[Source data start]

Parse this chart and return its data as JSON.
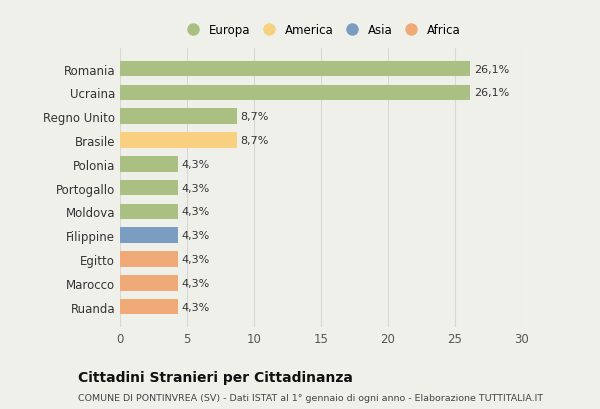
{
  "categories": [
    "Ruanda",
    "Marocco",
    "Egitto",
    "Filippine",
    "Moldova",
    "Portogallo",
    "Polonia",
    "Brasile",
    "Regno Unito",
    "Ucraina",
    "Romania"
  ],
  "values": [
    4.3,
    4.3,
    4.3,
    4.3,
    4.3,
    4.3,
    4.3,
    8.7,
    8.7,
    26.1,
    26.1
  ],
  "labels": [
    "4,3%",
    "4,3%",
    "4,3%",
    "4,3%",
    "4,3%",
    "4,3%",
    "4,3%",
    "8,7%",
    "8,7%",
    "26,1%",
    "26,1%"
  ],
  "colors": [
    "#F0AA78",
    "#F0AA78",
    "#F0AA78",
    "#7B9DC2",
    "#AABF82",
    "#AABF82",
    "#AABF82",
    "#F8D080",
    "#AABF82",
    "#AABF82",
    "#AABF82"
  ],
  "legend": [
    {
      "label": "Europa",
      "color": "#AABF82"
    },
    {
      "label": "America",
      "color": "#F8D080"
    },
    {
      "label": "Asia",
      "color": "#7B9DC2"
    },
    {
      "label": "Africa",
      "color": "#F0AA78"
    }
  ],
  "xlim": [
    0,
    30
  ],
  "xticks": [
    0,
    5,
    10,
    15,
    20,
    25,
    30
  ],
  "title": "Cittadini Stranieri per Cittadinanza",
  "subtitle": "COMUNE DI PONTINVREA (SV) - Dati ISTAT al 1° gennaio di ogni anno - Elaborazione TUTTITALIA.IT",
  "background_color": "#f0f0eb",
  "bar_background": "#f0f0eb",
  "grid_color": "#d8d8d8"
}
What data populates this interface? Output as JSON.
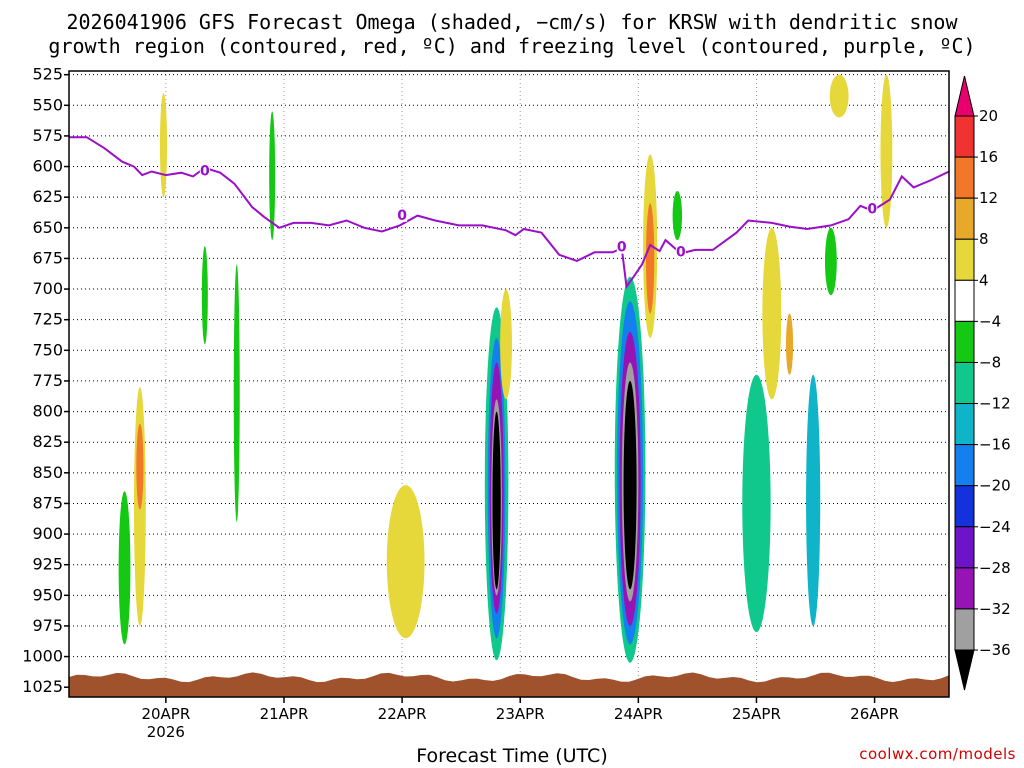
{
  "chart_data": {
    "type": "heatmap",
    "title_line1": "2026041906 GFS Forecast Omega (shaded, −cm/s) for KRSW with dendritic snow",
    "title_line2": "growth region (contoured, red, ºC) and freezing level (contoured, purple, ºC)",
    "xlabel": "Forecast Time (UTC)",
    "credit": "coolwx.com/models",
    "y_levels": [
      "525",
      "550",
      "575",
      "600",
      "625",
      "650",
      "675",
      "700",
      "725",
      "750",
      "775",
      "800",
      "825",
      "850",
      "875",
      "900",
      "925",
      "950",
      "975",
      "1000",
      "1025"
    ],
    "x_ticks": [
      {
        "label": "20APR",
        "sublabel": "2026",
        "t": 0.82
      },
      {
        "label": "21APR",
        "sublabel": "",
        "t": 1.82
      },
      {
        "label": "22APR",
        "sublabel": "",
        "t": 2.82
      },
      {
        "label": "23APR",
        "sublabel": "",
        "t": 3.82
      },
      {
        "label": "24APR",
        "sublabel": "",
        "t": 4.82
      },
      {
        "label": "25APR",
        "sublabel": "",
        "t": 5.82
      },
      {
        "label": "26APR",
        "sublabel": "",
        "t": 6.82
      }
    ],
    "x_range_days": [
      0,
      7.45
    ],
    "colorbar_labels": [
      "20",
      "16",
      "12",
      "8",
      "4",
      "−4",
      "−8",
      "−12",
      "−16",
      "−20",
      "−24",
      "−28",
      "−32",
      "−36"
    ],
    "colorbar_colors": [
      "#e8006e",
      "#f03232",
      "#f07828",
      "#e8a82a",
      "#e6d83a",
      "#ffffff",
      "#14c814",
      "#10c88c",
      "#10b4c8",
      "#1480f0",
      "#1432dc",
      "#6e14c8",
      "#9614b4",
      "#a0a0a0",
      "#000000"
    ],
    "freezing_level_label": "0",
    "freezing_level": [
      [
        0.0,
        576
      ],
      [
        0.15,
        576
      ],
      [
        0.3,
        585
      ],
      [
        0.45,
        596
      ],
      [
        0.55,
        600
      ],
      [
        0.62,
        607
      ],
      [
        0.7,
        604
      ],
      [
        0.82,
        607
      ],
      [
        0.95,
        605
      ],
      [
        1.05,
        608
      ],
      [
        1.15,
        601
      ],
      [
        1.28,
        605
      ],
      [
        1.4,
        614
      ],
      [
        1.55,
        633
      ],
      [
        1.65,
        641
      ],
      [
        1.78,
        650
      ],
      [
        1.9,
        646
      ],
      [
        2.05,
        646
      ],
      [
        2.2,
        648
      ],
      [
        2.35,
        644
      ],
      [
        2.5,
        650
      ],
      [
        2.65,
        653
      ],
      [
        2.8,
        648
      ],
      [
        2.95,
        640
      ],
      [
        3.1,
        644
      ],
      [
        3.3,
        648
      ],
      [
        3.5,
        648
      ],
      [
        3.7,
        652
      ],
      [
        3.78,
        656
      ],
      [
        3.85,
        651
      ],
      [
        4.0,
        654
      ],
      [
        4.15,
        672
      ],
      [
        4.3,
        677
      ],
      [
        4.45,
        670
      ],
      [
        4.6,
        670
      ],
      [
        4.68,
        667
      ],
      [
        4.72,
        698
      ],
      [
        4.78,
        690
      ],
      [
        4.85,
        680
      ],
      [
        4.92,
        664
      ],
      [
        5.0,
        669
      ],
      [
        5.05,
        660
      ],
      [
        5.18,
        671
      ],
      [
        5.3,
        668
      ],
      [
        5.45,
        668
      ],
      [
        5.55,
        661
      ],
      [
        5.65,
        654
      ],
      [
        5.75,
        644
      ],
      [
        5.95,
        646
      ],
      [
        6.1,
        649
      ],
      [
        6.25,
        651
      ],
      [
        6.45,
        648
      ],
      [
        6.6,
        643
      ],
      [
        6.7,
        632
      ],
      [
        6.8,
        636
      ],
      [
        6.95,
        627
      ],
      [
        7.05,
        608
      ],
      [
        7.15,
        617
      ],
      [
        7.3,
        611
      ],
      [
        7.45,
        604
      ]
    ],
    "freezing_labels_at": [
      [
        1.15,
        605
      ],
      [
        2.82,
        641
      ],
      [
        4.68,
        667
      ],
      [
        5.18,
        671
      ],
      [
        6.8,
        636
      ]
    ],
    "omega_blobs": [
      {
        "t": 0.47,
        "p_top": 865,
        "p_bot": 990,
        "w": 0.05,
        "value": -6
      },
      {
        "t": 0.6,
        "p_top": 780,
        "p_bot": 975,
        "w": 0.05,
        "value": 6
      },
      {
        "t": 0.6,
        "p_top": 810,
        "p_bot": 880,
        "w": 0.03,
        "value": 12
      },
      {
        "t": 0.8,
        "p_top": 540,
        "p_bot": 625,
        "w": 0.03,
        "value": 4
      },
      {
        "t": 1.15,
        "p_top": 665,
        "p_bot": 745,
        "w": 0.025,
        "value": -6
      },
      {
        "t": 1.42,
        "p_top": 680,
        "p_bot": 890,
        "w": 0.025,
        "value": -6
      },
      {
        "t": 1.72,
        "p_top": 555,
        "p_bot": 660,
        "w": 0.025,
        "value": -6
      },
      {
        "t": 2.85,
        "p_top": 860,
        "p_bot": 985,
        "w": 0.16,
        "value": 4
      },
      {
        "t": 3.62,
        "p_top": 715,
        "p_bot": 1003,
        "w": 0.1,
        "value": -8
      },
      {
        "t": 3.62,
        "p_top": 740,
        "p_bot": 985,
        "w": 0.075,
        "value": -16
      },
      {
        "t": 3.62,
        "p_top": 760,
        "p_bot": 965,
        "w": 0.06,
        "value": -28
      },
      {
        "t": 3.62,
        "p_top": 790,
        "p_bot": 950,
        "w": 0.045,
        "value": -32
      },
      {
        "t": 3.62,
        "p_top": 800,
        "p_bot": 945,
        "w": 0.035,
        "value": -40
      },
      {
        "t": 3.7,
        "p_top": 700,
        "p_bot": 790,
        "w": 0.05,
        "value": 4
      },
      {
        "t": 4.75,
        "p_top": 690,
        "p_bot": 1005,
        "w": 0.13,
        "value": -8
      },
      {
        "t": 4.75,
        "p_top": 710,
        "p_bot": 990,
        "w": 0.11,
        "value": -16
      },
      {
        "t": 4.75,
        "p_top": 735,
        "p_bot": 975,
        "w": 0.09,
        "value": -28
      },
      {
        "t": 4.75,
        "p_top": 760,
        "p_bot": 955,
        "w": 0.07,
        "value": -32
      },
      {
        "t": 4.75,
        "p_top": 775,
        "p_bot": 945,
        "w": 0.055,
        "value": -40
      },
      {
        "t": 4.92,
        "p_top": 590,
        "p_bot": 740,
        "w": 0.06,
        "value": 6
      },
      {
        "t": 4.92,
        "p_top": 630,
        "p_bot": 720,
        "w": 0.035,
        "value": 12
      },
      {
        "t": 5.15,
        "p_top": 620,
        "p_bot": 660,
        "w": 0.04,
        "value": -6
      },
      {
        "t": 5.82,
        "p_top": 770,
        "p_bot": 980,
        "w": 0.12,
        "value": -10
      },
      {
        "t": 6.3,
        "p_top": 770,
        "p_bot": 975,
        "w": 0.06,
        "value": -14
      },
      {
        "t": 6.45,
        "p_top": 650,
        "p_bot": 705,
        "w": 0.05,
        "value": -6
      },
      {
        "t": 6.52,
        "p_top": 525,
        "p_bot": 560,
        "w": 0.08,
        "value": 6
      },
      {
        "t": 6.92,
        "p_top": 525,
        "p_bot": 650,
        "w": 0.05,
        "value": 4
      },
      {
        "t": 5.95,
        "p_top": 650,
        "p_bot": 790,
        "w": 0.08,
        "value": 4
      },
      {
        "t": 6.1,
        "p_top": 720,
        "p_bot": 770,
        "w": 0.03,
        "value": 8
      }
    ]
  }
}
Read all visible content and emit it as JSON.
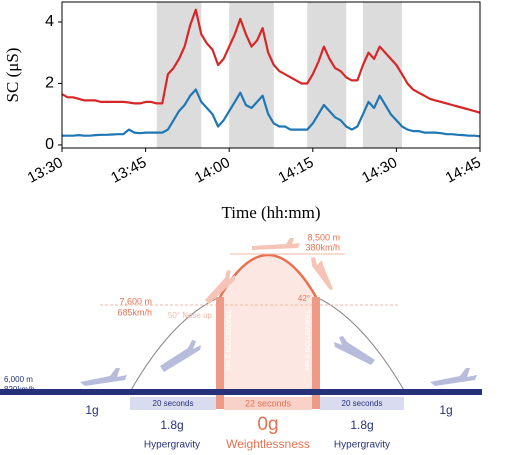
{
  "chart_data": {
    "type": "line",
    "ylabel": "SC (μS)",
    "xlabel": "Time (hh:mm)",
    "x": [
      "13:30",
      "13:31",
      "13:32",
      "13:33",
      "13:34",
      "13:35",
      "13:36",
      "13:37",
      "13:38",
      "13:39",
      "13:40",
      "13:41",
      "13:42",
      "13:43",
      "13:44",
      "13:45",
      "13:46",
      "13:47",
      "13:48",
      "13:49",
      "13:50",
      "13:51",
      "13:52",
      "13:53",
      "13:54",
      "13:55",
      "13:56",
      "13:57",
      "13:58",
      "13:59",
      "14:00",
      "14:01",
      "14:02",
      "14:03",
      "14:04",
      "14:05",
      "14:06",
      "14:07",
      "14:08",
      "14:09",
      "14:10",
      "14:11",
      "14:12",
      "14:13",
      "14:14",
      "14:15",
      "14:16",
      "14:17",
      "14:18",
      "14:19",
      "14:20",
      "14:21",
      "14:22",
      "14:23",
      "14:24",
      "14:25",
      "14:26",
      "14:27",
      "14:28",
      "14:29",
      "14:30",
      "14:31",
      "14:32",
      "14:33",
      "14:34",
      "14:35",
      "14:36",
      "14:37",
      "14:38",
      "14:39",
      "14:40",
      "14:41",
      "14:42",
      "14:43",
      "14:44",
      "14:45"
    ],
    "series": [
      {
        "color": "#d62728",
        "values": [
          1.65,
          1.55,
          1.55,
          1.5,
          1.45,
          1.45,
          1.45,
          1.4,
          1.4,
          1.4,
          1.4,
          1.4,
          1.38,
          1.35,
          1.35,
          1.4,
          1.4,
          1.35,
          1.35,
          2.3,
          2.5,
          2.8,
          3.2,
          3.9,
          4.4,
          3.6,
          3.3,
          3.1,
          2.6,
          2.8,
          3.2,
          3.6,
          4.1,
          3.6,
          3.2,
          3.4,
          3.8,
          3.0,
          2.6,
          2.4,
          2.3,
          2.2,
          2.1,
          2.0,
          2.0,
          2.3,
          2.7,
          3.2,
          2.8,
          2.5,
          2.4,
          2.2,
          2.1,
          2.1,
          2.6,
          3.0,
          2.8,
          3.2,
          3.0,
          2.8,
          2.6,
          2.3,
          2.0,
          1.8,
          1.7,
          1.6,
          1.5,
          1.45,
          1.4,
          1.35,
          1.3,
          1.25,
          1.2,
          1.15,
          1.1,
          1.05
        ]
      },
      {
        "color": "#1f77b4",
        "values": [
          0.3,
          0.3,
          0.3,
          0.32,
          0.3,
          0.3,
          0.32,
          0.33,
          0.33,
          0.34,
          0.35,
          0.35,
          0.5,
          0.4,
          0.38,
          0.4,
          0.4,
          0.4,
          0.4,
          0.5,
          0.8,
          1.1,
          1.3,
          1.6,
          1.8,
          1.4,
          1.2,
          1.0,
          0.6,
          0.8,
          1.1,
          1.4,
          1.7,
          1.3,
          1.2,
          1.4,
          1.6,
          1.0,
          0.7,
          0.6,
          0.6,
          0.5,
          0.5,
          0.5,
          0.5,
          0.7,
          1.0,
          1.3,
          1.1,
          0.9,
          0.8,
          0.6,
          0.5,
          0.6,
          1.0,
          1.4,
          1.2,
          1.6,
          1.3,
          1.0,
          0.8,
          0.6,
          0.5,
          0.45,
          0.45,
          0.4,
          0.4,
          0.4,
          0.38,
          0.35,
          0.35,
          0.33,
          0.32,
          0.3,
          0.3,
          0.28
        ]
      }
    ],
    "shaded": [
      [
        "13:47",
        "13:55"
      ],
      [
        "14:00",
        "14:08"
      ],
      [
        "14:14",
        "14:21"
      ],
      [
        "14:24",
        "14:31"
      ]
    ],
    "shade_color": "#dcdcdc",
    "xlim": [
      "13:30",
      "14:45"
    ],
    "xticks": [
      "13:30",
      "13:45",
      "14:00",
      "14:15",
      "14:30",
      "14:45"
    ],
    "ylim": [
      -0.1,
      4.65
    ],
    "yticks": [
      0,
      2,
      4
    ]
  },
  "diagram": {
    "peak": {
      "altitude": "8,500 m",
      "speed": "380km/h"
    },
    "entry": {
      "altitude": "7,600 m",
      "speed": "685km/h",
      "pitch": "50° Nose up"
    },
    "exit_angle": "42°",
    "cruise": {
      "altitude": "6,000 m",
      "speed": "820km/h"
    },
    "transitions": [
      "TRANSITION 5 sec",
      "TRANSITION 5 sec"
    ],
    "durations": [
      "20 seconds",
      "22 seconds",
      "20 seconds"
    ],
    "phases": [
      {
        "g": "1g"
      },
      {
        "g": "1.8g",
        "name": "Hypergravity"
      },
      {
        "g": "0g",
        "name": "Weightlessness"
      },
      {
        "g": "1.8g",
        "name": "Hypergravity"
      },
      {
        "g": "1g"
      }
    ]
  }
}
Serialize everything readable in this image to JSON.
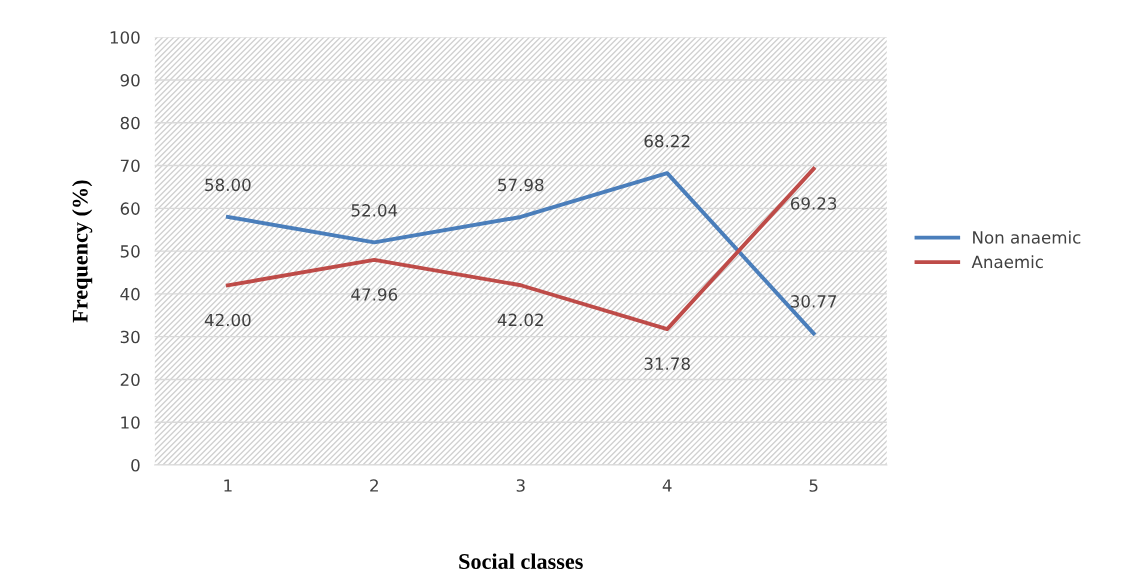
{
  "chart_data": {
    "type": "line",
    "xlabel": "Social classes",
    "ylabel": "Frequency (%)",
    "categories": [
      "1",
      "2",
      "3",
      "4",
      "5"
    ],
    "series": [
      {
        "name": "Non anaemic",
        "color": "#4a7ebb",
        "values": [
          58.0,
          52.04,
          57.98,
          68.22,
          30.77
        ],
        "value_labels": [
          "58.00",
          "52.04",
          "57.98",
          "68.22",
          "30.77"
        ]
      },
      {
        "name": "Anaemic",
        "color": "#be4b48",
        "values": [
          42.0,
          47.96,
          42.02,
          31.78,
          69.23
        ],
        "value_labels": [
          "42.00",
          "47.96",
          "42.02",
          "31.78",
          "69.23"
        ]
      }
    ],
    "ylim": [
      0,
      100
    ],
    "yticks": [
      0,
      10,
      20,
      30,
      40,
      50,
      60,
      70,
      80,
      90,
      100
    ],
    "grid": "y",
    "legend": "right",
    "marker": "none",
    "line_style": "solid"
  }
}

[Source data end]

### Given request
From the data, collect all lines where the string "xlabel" appears.

### Solution to this exercise
    "xlabel": "Forecast Time (UTC)",
    "xlabel": "Time (hh:mm)",
    "xlabel": "Social classes",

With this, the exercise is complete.